:: 本文

1. 地域コミュニティのエンパワーメント
インターネットの可能性と公平性を活かし、地域経済をエンパワーするサービスを提供することで日本を元気にすることを創業時からの目的として掲げています。
この取り組みは、SDGsゴール9番の「産業と技術革新の基盤をつくろう」、11番の「住み続けられるまちづくりを」に対応しています。
具体的な取り組み:楽天のサービス、楽天技術研究所、Rakuten IT School NEXT
「Rakuten IT School NEXT」では、次世代を担う高校生が、3日間のワークショップで楽天社員・地域の方とともに、地域の未来について考え、テクノロジーを活用しながら2030年の未来を作るアイデアを立案します。その後、アイデアを実際に試してみることで検証・改善し、活動の成果を校内発表会および東京での成果発表会で報告します。
【引用:https://corp.rakuten.co.jp/sustainability/it-school/ 】
2. 持続可能な消費
基準やレベルなどを通して必要な情報を提供し、環境に害を及ぼさず、人権を尊重し、サプライチェーン上の全てのステークホルダーの経済的発展を可能にすることを考慮して作られた商品を購入する機会を消費者に提供することによって、より持続的なライフサイクルの普及を目指しています。また、消費者にリユースやリサイクルを促すサービスも提供しています。
この取り組みは、SDGsゴール12番の「つくる責任、つかう責任」に対応しています。
具体的な取り組み:EARTH MALL with Rakuten、ラクマ、楽天買取、楽天レンタル
EARTH MALL with Rakutenとは、お買い物を通じてサステナブルな社会を考える、楽天市場内のインターネットショッピングモール&オンラインメディアです。
生産、流通、販売、使用から廃棄、リサイクルに至る過程で、環境、社会、経済への影響に配慮して作られた商品やサービスを提供する「未来の買い物」の考え方に基づき、SDGsの環境、社会、経済の3つの側面に貢献する商品やサービスを紹介しています。
また、単一のSDGsに貢献する商品よりも、複数のSDGsに貢献している商品を優先して紹介しています。SDGsの17のゴールはそれぞれが複雑に関係しあっているため、環境に関するゴールに貢献する一方で、社会に関する別のゴールからすれば好ましくない商品もあるからです。

::::

取り組む課題
A - 本文によると、「Rakuten IT School NEXT」のワークショップは何日間行われますか。
B - 本文の「具体的な取り組み:楽天のサービス、楽天技術研究所、Rakuten IT School」から「やサービスを紹介しています。」までを、そのまま書き出してください。

:: 表示される情報

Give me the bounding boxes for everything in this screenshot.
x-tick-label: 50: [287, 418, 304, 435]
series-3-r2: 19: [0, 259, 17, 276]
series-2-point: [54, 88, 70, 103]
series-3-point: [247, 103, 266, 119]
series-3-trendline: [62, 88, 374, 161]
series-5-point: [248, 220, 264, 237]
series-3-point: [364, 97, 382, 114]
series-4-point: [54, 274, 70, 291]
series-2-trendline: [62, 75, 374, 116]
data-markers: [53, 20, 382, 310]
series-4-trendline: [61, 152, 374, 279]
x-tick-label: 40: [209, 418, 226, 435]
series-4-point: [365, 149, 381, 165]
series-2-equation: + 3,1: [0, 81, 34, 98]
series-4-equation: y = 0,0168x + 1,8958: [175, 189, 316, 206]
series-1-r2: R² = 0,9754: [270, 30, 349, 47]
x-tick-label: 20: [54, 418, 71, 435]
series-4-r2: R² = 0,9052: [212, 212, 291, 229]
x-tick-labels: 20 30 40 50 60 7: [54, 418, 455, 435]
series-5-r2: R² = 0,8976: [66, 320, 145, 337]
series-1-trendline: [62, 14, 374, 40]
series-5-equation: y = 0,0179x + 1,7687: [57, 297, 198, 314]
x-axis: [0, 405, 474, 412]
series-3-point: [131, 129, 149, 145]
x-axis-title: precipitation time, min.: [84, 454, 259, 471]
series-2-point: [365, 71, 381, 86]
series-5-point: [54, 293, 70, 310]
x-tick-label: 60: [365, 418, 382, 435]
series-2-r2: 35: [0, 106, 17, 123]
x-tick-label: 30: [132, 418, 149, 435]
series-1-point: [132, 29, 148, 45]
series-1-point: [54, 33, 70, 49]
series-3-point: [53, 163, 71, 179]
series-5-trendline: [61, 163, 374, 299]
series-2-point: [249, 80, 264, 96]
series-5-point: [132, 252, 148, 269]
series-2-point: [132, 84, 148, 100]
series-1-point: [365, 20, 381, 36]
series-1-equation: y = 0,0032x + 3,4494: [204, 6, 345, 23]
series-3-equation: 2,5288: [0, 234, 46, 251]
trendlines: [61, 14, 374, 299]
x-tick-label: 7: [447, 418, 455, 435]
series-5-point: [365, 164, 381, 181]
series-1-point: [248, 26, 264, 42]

::::

回答
A - 3日間

B -
具体的な取り組み:楽天のサービス、楽天技術研究所、Rakuten IT School NEXT
「Rakuten IT School NEXT」では、次世代を担う高校生が、3日間のワークショップで楽天社員・地域の方とともに、地域の未来について考え、テクノロジーを活用しながら2030年の未来を作るアイデアを立案します。その後、アイデアを実際に試してみることで検証・改善し、活動の成果を校内発表会および東京での成果発表会で報告します。
【引用:https://corp.rakuten.co.jp/sustainability/it-school/ 】
2. 持続可能な消費
基準やレベルなどを通して必要な情報を提供し、環境に害を及ぼさず、人権を尊重し、サプライチェーン上の全てのステークホルダーの経済的発展を可能にすることを考慮して作られた商品を購入する機会を消費者に提供することによって、より持続的なライフサイクルの普及を目指しています。また、消費者にリユースやリサイクルを促すサービスも提供しています。
この取り組みは、SDGsゴール12番の「つくる責任、つかう責任」に対応しています。
具体的な取り組み:EARTH MALL with Rakuten、ラクマ、楽天買取、楽天レンタル
EARTH MALL with Rakutenとは、お買い物を通じてサステナブルな社会を考える、楽天市場内のインターネットショッピングモール&オンラインメディアです。
生産、流通、販売、使用から廃棄、リサイクルに至る過程で、環境、社会、経済への影響に配慮して作られた商品やサービスを提供する「未来の買い物」の考え方に基づき、SDGsの環境、社会、経済の3つの側面に貢献する商品やサービスを紹介しています。